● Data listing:
┄┄┄┄┄┄

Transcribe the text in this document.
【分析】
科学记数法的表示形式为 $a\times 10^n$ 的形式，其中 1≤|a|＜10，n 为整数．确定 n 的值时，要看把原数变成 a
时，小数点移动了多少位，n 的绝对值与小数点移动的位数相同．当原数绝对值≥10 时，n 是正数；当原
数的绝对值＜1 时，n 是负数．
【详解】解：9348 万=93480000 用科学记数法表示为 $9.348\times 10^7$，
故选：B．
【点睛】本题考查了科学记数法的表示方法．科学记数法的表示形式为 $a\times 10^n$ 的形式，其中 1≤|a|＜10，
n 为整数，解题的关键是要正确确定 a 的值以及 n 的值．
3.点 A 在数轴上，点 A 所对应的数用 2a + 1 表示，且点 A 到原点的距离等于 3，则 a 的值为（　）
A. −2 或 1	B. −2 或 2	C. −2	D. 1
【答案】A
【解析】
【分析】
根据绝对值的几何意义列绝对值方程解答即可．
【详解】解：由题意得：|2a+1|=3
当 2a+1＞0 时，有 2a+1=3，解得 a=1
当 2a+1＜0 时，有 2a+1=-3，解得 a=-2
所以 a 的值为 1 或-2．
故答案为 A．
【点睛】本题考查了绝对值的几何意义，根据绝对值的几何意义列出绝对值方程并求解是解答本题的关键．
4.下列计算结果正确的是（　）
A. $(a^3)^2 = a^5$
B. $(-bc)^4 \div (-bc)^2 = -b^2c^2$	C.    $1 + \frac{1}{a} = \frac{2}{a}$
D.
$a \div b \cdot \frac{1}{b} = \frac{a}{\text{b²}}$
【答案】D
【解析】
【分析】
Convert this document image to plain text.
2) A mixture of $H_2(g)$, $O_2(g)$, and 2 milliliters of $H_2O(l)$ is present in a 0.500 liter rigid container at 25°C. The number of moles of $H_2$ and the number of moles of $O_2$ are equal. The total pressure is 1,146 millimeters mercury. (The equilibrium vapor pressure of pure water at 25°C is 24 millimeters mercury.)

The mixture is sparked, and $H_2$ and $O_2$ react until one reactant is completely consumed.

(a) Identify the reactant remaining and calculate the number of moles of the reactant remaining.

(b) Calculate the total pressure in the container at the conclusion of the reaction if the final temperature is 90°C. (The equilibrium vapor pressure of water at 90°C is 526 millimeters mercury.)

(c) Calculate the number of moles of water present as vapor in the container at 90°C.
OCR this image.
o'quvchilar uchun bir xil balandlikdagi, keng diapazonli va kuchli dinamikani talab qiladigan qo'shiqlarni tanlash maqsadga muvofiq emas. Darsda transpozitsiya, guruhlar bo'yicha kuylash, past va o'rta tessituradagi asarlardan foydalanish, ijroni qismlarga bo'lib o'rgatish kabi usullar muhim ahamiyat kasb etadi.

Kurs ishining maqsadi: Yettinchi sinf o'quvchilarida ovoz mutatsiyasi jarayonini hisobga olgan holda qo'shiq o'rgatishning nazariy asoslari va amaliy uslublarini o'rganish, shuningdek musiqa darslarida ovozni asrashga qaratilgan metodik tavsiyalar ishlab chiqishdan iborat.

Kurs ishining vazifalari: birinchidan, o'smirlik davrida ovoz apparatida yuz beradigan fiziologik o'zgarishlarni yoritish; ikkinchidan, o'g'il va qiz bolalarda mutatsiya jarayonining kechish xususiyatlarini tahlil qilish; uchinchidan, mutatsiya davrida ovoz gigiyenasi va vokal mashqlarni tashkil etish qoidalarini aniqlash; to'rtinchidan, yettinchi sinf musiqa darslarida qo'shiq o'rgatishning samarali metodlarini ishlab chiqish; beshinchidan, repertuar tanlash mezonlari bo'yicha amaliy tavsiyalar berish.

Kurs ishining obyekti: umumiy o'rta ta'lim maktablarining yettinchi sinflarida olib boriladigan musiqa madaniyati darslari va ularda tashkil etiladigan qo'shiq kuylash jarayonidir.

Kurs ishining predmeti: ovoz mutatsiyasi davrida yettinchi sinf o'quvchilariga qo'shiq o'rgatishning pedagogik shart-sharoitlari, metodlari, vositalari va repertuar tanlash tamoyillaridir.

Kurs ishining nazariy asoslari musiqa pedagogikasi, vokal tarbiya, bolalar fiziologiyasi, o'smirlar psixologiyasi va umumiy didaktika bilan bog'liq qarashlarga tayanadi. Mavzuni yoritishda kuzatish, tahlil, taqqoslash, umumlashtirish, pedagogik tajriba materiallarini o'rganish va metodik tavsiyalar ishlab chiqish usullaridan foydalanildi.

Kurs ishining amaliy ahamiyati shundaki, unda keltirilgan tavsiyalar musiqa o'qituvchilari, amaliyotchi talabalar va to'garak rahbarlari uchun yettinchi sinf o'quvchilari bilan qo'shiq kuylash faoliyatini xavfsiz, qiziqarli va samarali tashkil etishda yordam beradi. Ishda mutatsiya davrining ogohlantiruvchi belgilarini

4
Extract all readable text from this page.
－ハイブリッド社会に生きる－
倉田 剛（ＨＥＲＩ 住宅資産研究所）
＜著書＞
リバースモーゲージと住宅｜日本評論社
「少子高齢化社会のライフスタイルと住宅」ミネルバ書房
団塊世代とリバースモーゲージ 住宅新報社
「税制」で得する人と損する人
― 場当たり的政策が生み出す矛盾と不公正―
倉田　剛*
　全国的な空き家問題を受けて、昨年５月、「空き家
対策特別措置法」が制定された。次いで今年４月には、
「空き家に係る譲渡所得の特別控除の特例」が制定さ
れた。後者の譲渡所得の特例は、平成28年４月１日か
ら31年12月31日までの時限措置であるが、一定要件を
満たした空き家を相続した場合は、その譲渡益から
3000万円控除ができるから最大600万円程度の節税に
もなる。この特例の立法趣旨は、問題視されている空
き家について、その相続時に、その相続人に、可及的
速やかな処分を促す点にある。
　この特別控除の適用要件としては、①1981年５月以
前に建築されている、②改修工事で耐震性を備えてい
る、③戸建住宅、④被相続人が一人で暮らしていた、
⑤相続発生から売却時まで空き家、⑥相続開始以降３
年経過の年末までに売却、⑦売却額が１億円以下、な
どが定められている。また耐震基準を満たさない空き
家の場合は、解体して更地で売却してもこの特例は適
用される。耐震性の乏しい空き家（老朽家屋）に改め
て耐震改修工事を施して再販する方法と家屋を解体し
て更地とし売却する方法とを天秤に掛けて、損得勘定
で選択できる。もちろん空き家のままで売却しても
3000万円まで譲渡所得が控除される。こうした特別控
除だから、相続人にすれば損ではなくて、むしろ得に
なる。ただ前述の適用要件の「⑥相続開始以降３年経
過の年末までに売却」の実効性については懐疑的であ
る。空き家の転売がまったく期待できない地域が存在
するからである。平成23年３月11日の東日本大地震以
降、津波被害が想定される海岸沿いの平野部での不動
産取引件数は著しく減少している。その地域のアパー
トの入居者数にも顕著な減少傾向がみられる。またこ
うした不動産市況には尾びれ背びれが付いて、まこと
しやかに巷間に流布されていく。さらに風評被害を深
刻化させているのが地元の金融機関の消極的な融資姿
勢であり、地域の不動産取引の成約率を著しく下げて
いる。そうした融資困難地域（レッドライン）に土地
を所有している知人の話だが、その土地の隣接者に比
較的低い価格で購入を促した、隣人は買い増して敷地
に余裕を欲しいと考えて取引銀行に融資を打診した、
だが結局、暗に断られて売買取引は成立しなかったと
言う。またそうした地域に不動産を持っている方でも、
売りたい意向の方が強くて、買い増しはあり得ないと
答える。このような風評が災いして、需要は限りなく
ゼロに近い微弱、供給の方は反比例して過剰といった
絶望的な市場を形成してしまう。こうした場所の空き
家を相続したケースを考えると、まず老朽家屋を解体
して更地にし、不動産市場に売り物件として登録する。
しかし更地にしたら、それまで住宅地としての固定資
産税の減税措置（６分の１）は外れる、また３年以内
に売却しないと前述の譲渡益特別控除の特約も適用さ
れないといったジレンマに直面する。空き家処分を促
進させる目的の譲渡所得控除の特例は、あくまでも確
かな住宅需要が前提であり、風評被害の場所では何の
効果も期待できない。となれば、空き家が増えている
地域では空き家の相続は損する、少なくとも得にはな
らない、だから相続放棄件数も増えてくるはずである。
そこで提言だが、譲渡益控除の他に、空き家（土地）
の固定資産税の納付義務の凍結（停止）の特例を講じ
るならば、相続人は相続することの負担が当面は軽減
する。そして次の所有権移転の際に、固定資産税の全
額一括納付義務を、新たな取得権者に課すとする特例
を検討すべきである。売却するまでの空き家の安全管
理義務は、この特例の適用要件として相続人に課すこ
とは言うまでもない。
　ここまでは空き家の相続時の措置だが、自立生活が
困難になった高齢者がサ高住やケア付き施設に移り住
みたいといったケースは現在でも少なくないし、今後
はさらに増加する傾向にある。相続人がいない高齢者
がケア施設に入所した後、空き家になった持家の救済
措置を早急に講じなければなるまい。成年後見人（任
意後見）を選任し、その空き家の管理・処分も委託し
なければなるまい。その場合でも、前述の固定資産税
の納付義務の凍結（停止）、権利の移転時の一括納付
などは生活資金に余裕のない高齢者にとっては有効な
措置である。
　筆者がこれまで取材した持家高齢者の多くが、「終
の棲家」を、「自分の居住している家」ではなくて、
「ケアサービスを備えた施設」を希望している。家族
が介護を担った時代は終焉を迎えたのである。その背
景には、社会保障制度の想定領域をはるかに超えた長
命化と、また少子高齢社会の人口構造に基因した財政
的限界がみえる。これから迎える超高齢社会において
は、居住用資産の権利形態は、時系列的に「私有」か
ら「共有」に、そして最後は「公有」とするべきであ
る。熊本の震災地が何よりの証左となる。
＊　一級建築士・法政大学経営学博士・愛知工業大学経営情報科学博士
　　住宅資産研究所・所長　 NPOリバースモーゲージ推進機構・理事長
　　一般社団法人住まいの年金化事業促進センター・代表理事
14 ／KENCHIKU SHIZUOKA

┄┄┄┄┄┄

● Exercise goal: Copy each line containing the word "pedagogik" from the data.

● Written response:
Kurs ishining predmeti: ovoz mutatsiyasi davrida yettinchi sinf o'quvchilariga qo'shiq o'rgatishning pedagogik shart-sharoitlari, metodlari, vositalari va repertuar tanlash tamoyillaridir.
Kurs ishining nazariy asoslari musiqa pedagogikasi, vokal tarbiya, bolalar fiziologiyasi, o'smirlar psixologiyasi va umumiy didaktika bilan bog'liq qarashlarga tayanadi. Mavzuni yoritishda kuzatish, tahlil, taqqoslash, umumlashtirish, pedagogik tajriba materiallarini o'rganish va metodik tavsiyalar ishlab chiqish usullaridan foydalanildi.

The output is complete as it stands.